EXERCISE DESCRIPTION: Extract every line that contains the string "SUPPLY".

THE DATA:

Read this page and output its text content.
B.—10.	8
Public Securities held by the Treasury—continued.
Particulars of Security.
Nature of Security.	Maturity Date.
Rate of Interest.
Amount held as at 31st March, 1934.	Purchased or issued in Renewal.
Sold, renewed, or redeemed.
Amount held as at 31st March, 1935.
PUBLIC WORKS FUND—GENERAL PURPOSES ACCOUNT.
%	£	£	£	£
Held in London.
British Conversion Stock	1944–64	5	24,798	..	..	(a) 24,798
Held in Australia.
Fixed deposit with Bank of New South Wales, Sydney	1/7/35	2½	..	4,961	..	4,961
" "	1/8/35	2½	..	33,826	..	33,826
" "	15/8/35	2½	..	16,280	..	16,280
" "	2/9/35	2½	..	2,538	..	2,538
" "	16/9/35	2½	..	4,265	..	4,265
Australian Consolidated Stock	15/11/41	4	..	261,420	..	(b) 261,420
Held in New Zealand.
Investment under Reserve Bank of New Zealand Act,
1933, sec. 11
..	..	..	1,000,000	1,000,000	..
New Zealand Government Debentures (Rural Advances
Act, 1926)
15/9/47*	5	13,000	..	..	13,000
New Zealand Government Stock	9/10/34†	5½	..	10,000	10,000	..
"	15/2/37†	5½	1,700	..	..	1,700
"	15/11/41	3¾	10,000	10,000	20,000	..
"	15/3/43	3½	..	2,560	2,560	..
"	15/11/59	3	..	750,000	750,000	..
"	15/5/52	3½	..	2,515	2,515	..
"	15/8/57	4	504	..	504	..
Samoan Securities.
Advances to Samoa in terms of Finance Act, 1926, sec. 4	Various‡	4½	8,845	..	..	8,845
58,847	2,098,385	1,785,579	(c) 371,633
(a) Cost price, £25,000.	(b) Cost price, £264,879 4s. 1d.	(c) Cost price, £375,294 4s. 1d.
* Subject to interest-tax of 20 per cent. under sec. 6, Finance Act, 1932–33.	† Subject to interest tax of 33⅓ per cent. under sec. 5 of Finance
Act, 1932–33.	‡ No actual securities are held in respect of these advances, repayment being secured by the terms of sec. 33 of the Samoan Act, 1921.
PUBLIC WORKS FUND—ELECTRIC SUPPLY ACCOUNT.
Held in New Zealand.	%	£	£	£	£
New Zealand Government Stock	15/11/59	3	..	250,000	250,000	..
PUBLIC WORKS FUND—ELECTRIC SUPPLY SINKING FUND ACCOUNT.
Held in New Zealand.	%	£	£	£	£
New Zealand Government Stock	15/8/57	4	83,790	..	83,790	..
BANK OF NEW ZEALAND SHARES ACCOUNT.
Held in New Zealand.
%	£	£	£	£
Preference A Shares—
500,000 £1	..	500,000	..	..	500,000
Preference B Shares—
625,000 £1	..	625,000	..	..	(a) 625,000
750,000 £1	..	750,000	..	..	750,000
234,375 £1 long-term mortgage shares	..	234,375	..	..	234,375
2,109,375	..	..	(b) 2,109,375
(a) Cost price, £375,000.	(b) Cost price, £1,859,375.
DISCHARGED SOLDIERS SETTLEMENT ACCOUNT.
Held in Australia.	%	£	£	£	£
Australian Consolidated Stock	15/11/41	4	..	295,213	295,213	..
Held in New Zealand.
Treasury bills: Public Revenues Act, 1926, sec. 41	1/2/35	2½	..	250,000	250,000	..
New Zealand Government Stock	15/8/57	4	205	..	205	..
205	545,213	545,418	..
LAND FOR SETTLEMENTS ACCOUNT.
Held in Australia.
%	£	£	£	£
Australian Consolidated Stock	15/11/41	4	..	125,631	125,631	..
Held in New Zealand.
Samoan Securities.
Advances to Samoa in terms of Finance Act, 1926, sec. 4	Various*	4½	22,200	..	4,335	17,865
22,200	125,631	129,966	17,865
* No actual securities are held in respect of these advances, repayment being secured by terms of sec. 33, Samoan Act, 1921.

THE OUTPUT:
PUBLIC WORKS FUND—ELECTRIC SUPPLY ACCOUNT.
PUBLIC WORKS FUND—ELECTRIC SUPPLY SINKING FUND ACCOUNT.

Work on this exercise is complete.